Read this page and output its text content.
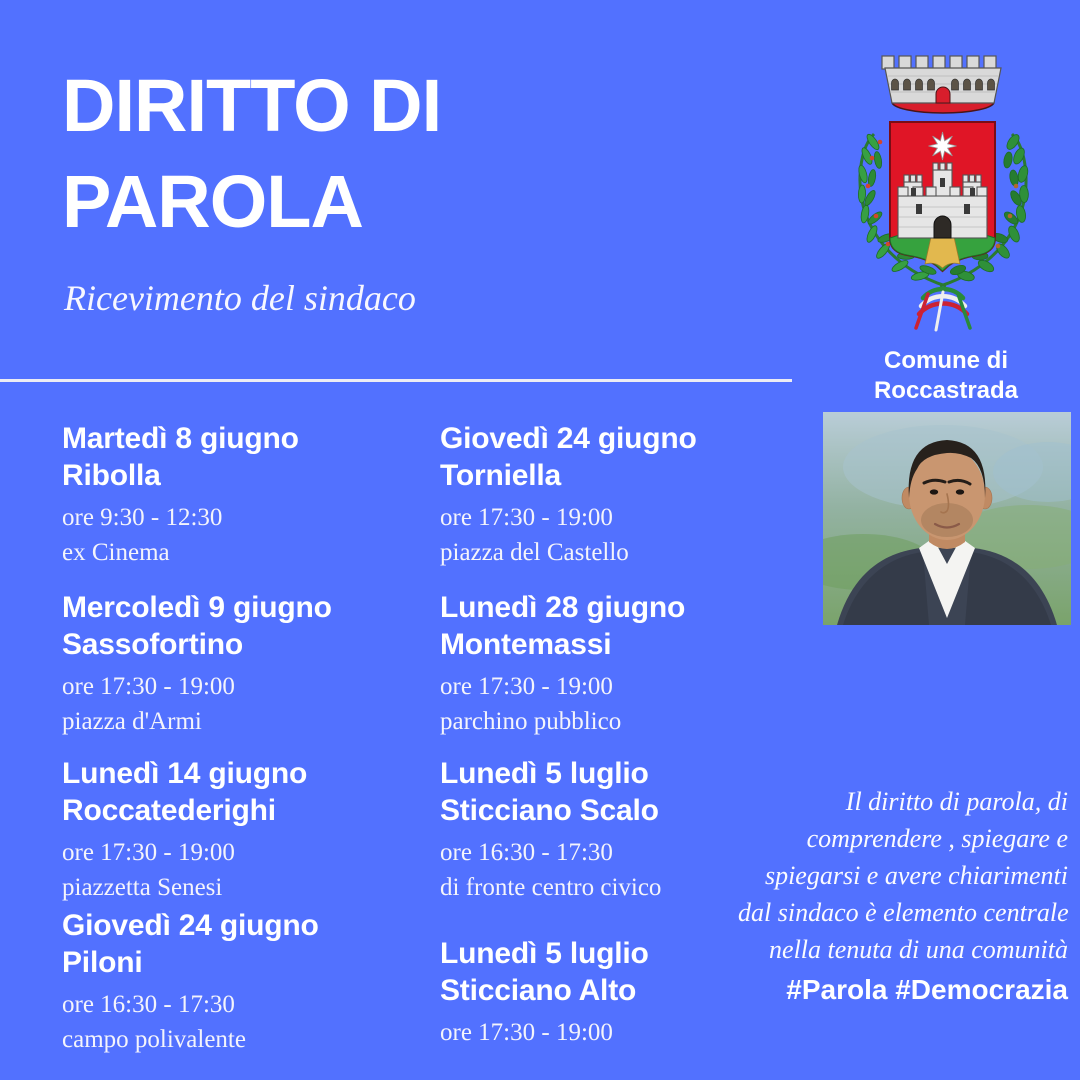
DIRITTO DI
PAROLA
Ricevimento del sindaco
Martedì 8 giugno
Ribolla

ore 9:30 - 12:30

ex Cinema

Mercoledì 9 giugno
Sassofortino

ore 17:30 - 19:00

piazza d'Armi

Lunedì 14 giugno
Roccatederighi

ore 17:30 - 19:00

piazzetta Senesi

Giovedì 24 giugno
Piloni

ore 16:30 - 17:30

campo polivalente

Giovedì 24 giugno
Torniella

ore 17:30 - 19:00

piazza del Castello

Lunedì 28 giugno
Montemassi

ore 17:30 - 19:00

parchino pubblico

Lunedì 5 luglio
Sticciano Scalo

ore 16:30 - 17:30

di fronte centro civico

Lunedì 5 luglio
Sticciano Alto

ore 17:30 - 19:00

Comune di Roccastrada
Il diritto di parola, di
comprendere , spiegare e
spiegarsi e avere chiarimenti
dal sindaco è elemento centrale
nella tenuta di una comunità
#Parola #Democrazia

------------------------------------

Written instruction | Without the pictures, retype the whole of the material above exactly.

Solution to this exercise |
Read this page and output its text content.
DIRITTO DI
PAROLA
Ricevimento del sindaco
Martedì 8 giugno
Ribolla

ore 9:30 - 12:30

ex Cinema

Mercoledì 9 giugno
Sassofortino

ore 17:30 - 19:00

piazza d'Armi

Lunedì 14 giugno
Roccatederighi

ore 17:30 - 19:00

piazzetta Senesi

Giovedì 24 giugno
Piloni

ore 16:30 - 17:30

campo polivalente

Giovedì 24 giugno
Torniella

ore 17:30 - 19:00

piazza del Castello

Lunedì 28 giugno
Montemassi

ore 17:30 - 19:00

parchino pubblico

Lunedì 5 luglio
Sticciano Scalo

ore 16:30 - 17:30

di fronte centro civico

Lunedì 5 luglio
Sticciano Alto

ore 17:30 - 19:00

Comune di Roccastrada
Il diritto di parola, di
comprendere , spiegare e
spiegarsi e avere chiarimenti
dal sindaco è elemento centrale
nella tenuta di una comunità
#Parola #Democrazia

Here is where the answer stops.